[Excerpt from a dataset]
--

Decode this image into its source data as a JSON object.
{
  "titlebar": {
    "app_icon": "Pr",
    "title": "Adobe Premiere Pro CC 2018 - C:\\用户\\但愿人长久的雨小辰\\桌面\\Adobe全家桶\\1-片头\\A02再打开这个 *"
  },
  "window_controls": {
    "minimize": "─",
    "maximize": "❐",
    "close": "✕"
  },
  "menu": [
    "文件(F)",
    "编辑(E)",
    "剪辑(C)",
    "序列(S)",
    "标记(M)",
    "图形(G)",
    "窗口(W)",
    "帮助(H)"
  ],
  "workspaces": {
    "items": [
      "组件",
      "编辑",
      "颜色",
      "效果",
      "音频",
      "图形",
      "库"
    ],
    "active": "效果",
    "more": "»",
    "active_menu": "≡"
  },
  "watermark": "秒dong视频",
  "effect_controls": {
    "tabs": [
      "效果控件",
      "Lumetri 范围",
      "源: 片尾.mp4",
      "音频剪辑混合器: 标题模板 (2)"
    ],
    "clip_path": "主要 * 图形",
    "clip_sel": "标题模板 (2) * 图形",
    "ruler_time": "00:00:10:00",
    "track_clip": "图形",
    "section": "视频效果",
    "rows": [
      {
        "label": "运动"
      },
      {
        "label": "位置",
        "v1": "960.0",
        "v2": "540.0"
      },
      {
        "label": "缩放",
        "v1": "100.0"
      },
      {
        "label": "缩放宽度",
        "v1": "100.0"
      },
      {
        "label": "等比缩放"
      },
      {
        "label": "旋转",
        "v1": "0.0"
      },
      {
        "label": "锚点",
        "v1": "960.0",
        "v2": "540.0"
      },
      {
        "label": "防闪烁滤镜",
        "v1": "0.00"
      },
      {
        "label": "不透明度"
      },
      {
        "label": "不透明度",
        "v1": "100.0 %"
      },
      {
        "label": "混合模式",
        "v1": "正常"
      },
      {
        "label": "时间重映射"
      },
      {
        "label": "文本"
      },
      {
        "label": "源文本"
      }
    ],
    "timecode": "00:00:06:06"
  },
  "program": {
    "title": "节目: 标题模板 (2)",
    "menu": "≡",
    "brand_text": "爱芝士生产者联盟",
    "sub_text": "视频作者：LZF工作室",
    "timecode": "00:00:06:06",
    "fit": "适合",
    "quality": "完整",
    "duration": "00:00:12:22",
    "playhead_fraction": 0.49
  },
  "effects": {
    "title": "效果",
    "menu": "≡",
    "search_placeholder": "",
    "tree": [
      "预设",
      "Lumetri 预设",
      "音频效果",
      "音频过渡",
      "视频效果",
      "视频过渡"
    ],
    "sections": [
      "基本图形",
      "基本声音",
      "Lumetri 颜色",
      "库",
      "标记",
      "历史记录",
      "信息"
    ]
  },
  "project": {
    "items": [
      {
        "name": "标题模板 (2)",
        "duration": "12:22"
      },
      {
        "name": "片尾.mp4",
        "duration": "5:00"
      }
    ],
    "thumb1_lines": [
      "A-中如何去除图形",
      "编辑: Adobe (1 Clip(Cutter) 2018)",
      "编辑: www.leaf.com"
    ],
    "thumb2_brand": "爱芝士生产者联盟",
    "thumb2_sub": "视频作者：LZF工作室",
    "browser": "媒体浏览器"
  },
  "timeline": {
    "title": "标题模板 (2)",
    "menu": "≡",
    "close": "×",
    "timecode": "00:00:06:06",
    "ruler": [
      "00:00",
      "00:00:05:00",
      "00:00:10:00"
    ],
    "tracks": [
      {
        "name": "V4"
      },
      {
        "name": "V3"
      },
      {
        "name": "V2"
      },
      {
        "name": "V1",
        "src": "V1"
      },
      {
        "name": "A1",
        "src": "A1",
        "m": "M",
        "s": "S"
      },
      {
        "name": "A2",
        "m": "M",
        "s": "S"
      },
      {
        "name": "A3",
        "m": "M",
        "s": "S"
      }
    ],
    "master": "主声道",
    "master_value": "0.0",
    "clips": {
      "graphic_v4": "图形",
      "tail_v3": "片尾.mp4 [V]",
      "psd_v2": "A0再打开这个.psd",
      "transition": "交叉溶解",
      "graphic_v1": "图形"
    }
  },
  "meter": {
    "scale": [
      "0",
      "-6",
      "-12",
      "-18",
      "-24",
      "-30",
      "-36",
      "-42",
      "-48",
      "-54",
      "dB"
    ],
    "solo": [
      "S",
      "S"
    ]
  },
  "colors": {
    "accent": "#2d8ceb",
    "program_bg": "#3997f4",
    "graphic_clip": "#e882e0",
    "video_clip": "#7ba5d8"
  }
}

--

Task prompt: Read through the entries and copy each line in which "duration" appears.

Answer:
    "duration": "00:00:12:22",
        "duration": "12:22"
        "duration": "5:00"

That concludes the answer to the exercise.